TEXT SEGMENT:
^^^^
What Is Big Data?
First of all, what is Big Data? In it’s purest form, Big Data is used to describe the massive volume of both structured and unstructured data that is so large it is difficult to process using traditional techniques. So Big Data is just what it sounds like – a whole lot of data.
The concept of Big Data is a relatively new one and it represents both the increasing amount and the varied types of data that is now being collected. Proponents of Big Data often refer to this as the “datification” of the world. As more and more of the world’s information moves online and becomes digitized, it means that analysts can start to use it as data. Things like social media, online books, music, videos and the increased amount of sensors have all added to the astounding increase in the amount of data that has become available for analysis.
Everything you do online is now stored and tracked as data. Reading a book on your Kindle generates data about what you’re reading, when you read it, how fast you read it and so on. Similarly, listening to music generates data about what you’re listening to, when how often and in what order. Your smart phone is constantly uploading data about where you are, how fast you’re moving and what apps you’re using.
What’s also important to keep in mind is that Big Data isn’t just about the amount of data we’re generating, it’s also about all the different types of data (text, video, search logs, sensor logs, customer transactions, etc.). In fact, Big Data has four important characteristics that are known in the industry as the 4 V’s:
- Volume – the increasing amount of data that is generated every second
- Velocity – the speed at which data is being generated
- Variety – the different types of data being generated
- Veracity – the messiness of data, ie. it’s unstructured nature
Based on the incredible amount, speed, variety and unstructuredness of the data we are now generating and storing, it’s no surprise that it quickly became unmanageable using traditional storing and analysis methods. This is where the term Big Data becomes confusing, because it is often used to refer to the new technologies, tools and processes that have sprung up to accommodate this vast amount of data.
^^^^
DATASET CONTENT:

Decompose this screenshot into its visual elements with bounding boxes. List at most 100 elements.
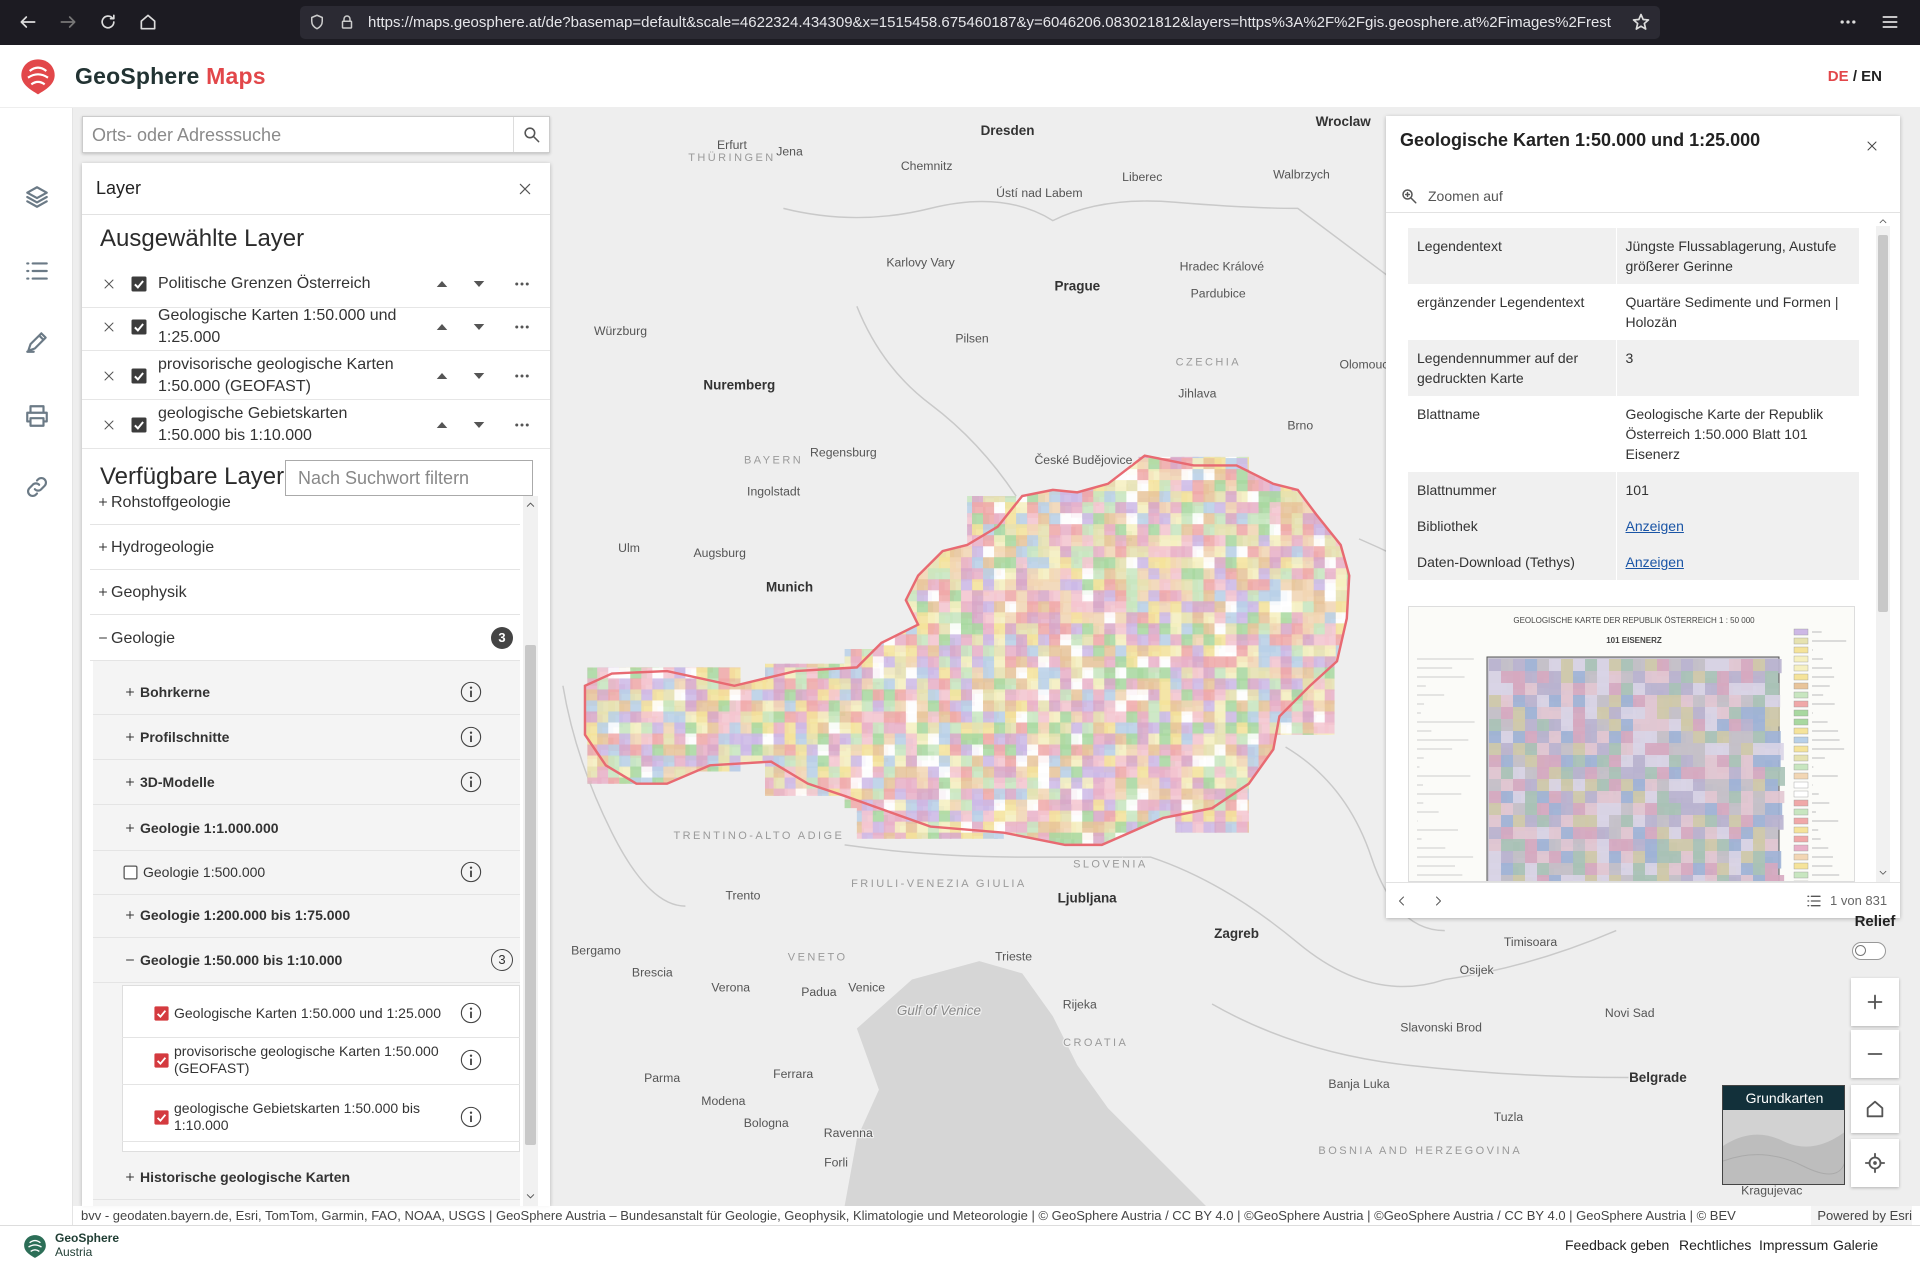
^^^^
EXERCISE INSTRUCTIONS:
1. From the Big Data text above, list the four characteristics it calls the 4 V's.
2. Extend the text on Big Data above, picking up after its final sentence.

RESULTS IN ORDER:
1. Volume, Velocity, Variety, Veracity

2.
Glossary of Big Data Terms
Inevitably, much of the confusion around Big Data comes from the variety of new (for many) terms that have sprung up around it. Here is a quick run-down of the most popular ones:
- Algorithm – mathematical formula run by software to analyze data
- Amazon Web Services (AWS) – collection of cloud computing services that help businesses carry out large-scale computing operations without needing the storage or processing power in-house
- Cloud (computing) – running software on remote servers rather than locally
- Data Scientist – an expert in extracting insights and analysis from data
- Hadoop – collection of programs that allow for the storage, retrieval and analysis of very large data sets
- Internet of Things (IoT) – refers to objects (like sensors) that collect, analyze and transmit their own data (often without human input)
- Predictive Analytics – using analytics to predict trends or future events
- Structured v Unstructured data – structured data is anything that can be organized in a table so that it relates to to other data in the same table. Unstructured data is everything that can’t.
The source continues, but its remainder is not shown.